→ 問題
a - 日本対ニュージーランド戦の記事について、次の問いに答えてください。
(i) PK戦は何対何で終わりましたか。
(ii) 出場停止の酒井宏樹に代わって右SBで出場したのは誰ですか。
(iii) 前半10分に放ったシュートがクロスバーを越えたのは誰ですか。
b - 日本対ニュージーランド戦の記事から、「ニュージーランドにPK戦での辛勝で、準決勝進出」で始まり「定の主力がメンバーに入った。」で終わる部分を一字も変えずに抜き出してください。
c - 日本対ニュージーランド戦の記事の続きを、最後の文の後から書いてください。

→ 本文
————————
ニュージーランドにPK戦での辛勝で、準決勝進出

東京五輪のグループリーグ最終節、日本はニュージーランドを相手にスコアレスのまま延長戦を終え、PK戦4-2で勝利した。
準決勝進出を決めて、メダル確定まであと1勝となった。

日本対ニュージーランド、試合展開

スタメンは、右SBが出場停止の酒井宏樹の代わりに橋岡大樹、左SBに旗手怜央、左サイドハーフが相馬勇紀、ワントップに林大地。他は所定の主力がメンバーに入った。

前半10分、ショートコーナーから、右サイドで久保建英がクロスを入れずに近くの林にショートパスを選択。狭いところを縦に抜ける形になった林がグラウンダーのクロスを入れると、ファーサイドに構えた遠藤航がシュート。押し込むだけでよかったのだが、ボールはクロスバーを越えた。絶好機を外したことで遠藤も他のメンバーも頭を抱える。

以降、日本はいい形は作るものの、ニュージーランドの守備が堅く、決定的なチャンスには至らない。
一方のニュージーランドは、前線の選手の個の力を中心にワンチャンスを活かそうとするが、こちらも日本の守備陣が的確に対応して崩れない。
————————
→ 記録の抜粋
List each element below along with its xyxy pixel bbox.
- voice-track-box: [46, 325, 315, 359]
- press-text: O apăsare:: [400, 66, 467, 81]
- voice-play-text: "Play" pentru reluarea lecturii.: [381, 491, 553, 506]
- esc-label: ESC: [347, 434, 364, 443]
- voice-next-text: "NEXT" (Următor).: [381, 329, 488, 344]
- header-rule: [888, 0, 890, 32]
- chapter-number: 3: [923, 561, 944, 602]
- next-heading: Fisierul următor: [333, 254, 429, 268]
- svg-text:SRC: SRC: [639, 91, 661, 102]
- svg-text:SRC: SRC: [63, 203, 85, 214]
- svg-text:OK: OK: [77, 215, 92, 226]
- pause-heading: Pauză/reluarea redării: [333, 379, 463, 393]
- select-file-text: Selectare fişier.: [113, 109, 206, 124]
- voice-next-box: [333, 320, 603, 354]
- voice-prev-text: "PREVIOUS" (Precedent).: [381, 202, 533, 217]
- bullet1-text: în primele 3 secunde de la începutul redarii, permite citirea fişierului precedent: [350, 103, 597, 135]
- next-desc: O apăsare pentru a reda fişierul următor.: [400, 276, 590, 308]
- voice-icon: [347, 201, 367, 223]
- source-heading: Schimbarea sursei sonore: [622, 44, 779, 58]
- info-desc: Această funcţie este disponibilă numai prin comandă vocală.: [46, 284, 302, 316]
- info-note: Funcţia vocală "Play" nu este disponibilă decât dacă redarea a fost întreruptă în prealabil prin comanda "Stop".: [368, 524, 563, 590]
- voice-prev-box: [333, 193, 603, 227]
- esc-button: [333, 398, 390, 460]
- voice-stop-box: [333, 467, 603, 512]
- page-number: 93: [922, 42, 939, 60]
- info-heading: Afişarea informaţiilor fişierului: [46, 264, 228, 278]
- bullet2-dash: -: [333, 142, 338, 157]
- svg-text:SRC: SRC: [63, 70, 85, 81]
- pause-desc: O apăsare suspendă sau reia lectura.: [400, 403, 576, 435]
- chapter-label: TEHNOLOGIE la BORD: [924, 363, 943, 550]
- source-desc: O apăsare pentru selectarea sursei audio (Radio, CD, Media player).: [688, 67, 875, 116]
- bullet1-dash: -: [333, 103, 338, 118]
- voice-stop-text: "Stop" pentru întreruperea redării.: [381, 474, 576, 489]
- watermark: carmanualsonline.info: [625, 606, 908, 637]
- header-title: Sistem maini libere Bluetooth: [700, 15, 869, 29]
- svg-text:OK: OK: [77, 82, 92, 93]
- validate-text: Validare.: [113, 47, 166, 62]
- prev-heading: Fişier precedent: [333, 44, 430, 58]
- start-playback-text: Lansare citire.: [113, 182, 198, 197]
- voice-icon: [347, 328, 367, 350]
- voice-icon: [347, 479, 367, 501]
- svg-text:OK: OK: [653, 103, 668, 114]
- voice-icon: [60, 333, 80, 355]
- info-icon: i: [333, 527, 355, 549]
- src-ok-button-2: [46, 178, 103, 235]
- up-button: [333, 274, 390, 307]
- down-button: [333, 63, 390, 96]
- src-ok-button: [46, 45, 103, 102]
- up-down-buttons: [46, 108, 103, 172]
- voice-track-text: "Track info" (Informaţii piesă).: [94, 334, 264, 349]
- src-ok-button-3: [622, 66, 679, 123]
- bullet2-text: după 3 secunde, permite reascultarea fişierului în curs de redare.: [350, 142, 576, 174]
————————
→ 各問の解答
a -
(i) 4-2です。
(ii) 橋岡大樹です。
(iii) 遠藤航です。

b -
ニュージーランドにPK戦での辛勝で、準決勝進出

東京五輪のグループリーグ最終節、日本はニュージーランドを相手にスコアレスのまま延長戦を終え、PK戦4-2で勝利した。
準決勝進出を決めて、メダル確定まであと1勝となった。

日本対ニュージーランド、試合展開

スタメンは、右SBが出場停止の酒井宏樹の代わりに橋岡大樹、左SBに旗手怜央、左サイドハーフが相馬勇紀、ワントップに林大地。他は所定の主力がメンバーに入った。

c -
31分、久保がエリア内の右から入れたクロスをニアサイドから堂安律がシュートするも、枠の右に外れた。
33分、相馬が左サイドからゴール前に向かって斜めのクロスを入れるも、走り込んだ堂安にはピタリとマーカーがついており、ボールはキーパーに処理された。
34分には、左のニアサイドに進出した相馬がマイナスに折り返すも、ニアサイドの堂安に対してボールの位置が悪く、ジャストミートには至らずにシュートはクロスバーを越えた。
日本は立て続けに好機は作ったが、ニュージーランドの守備に綻びは見られない。

35分に、今度はニュージーランドが決定機を迎えるも、シュートは枠を捉えられない。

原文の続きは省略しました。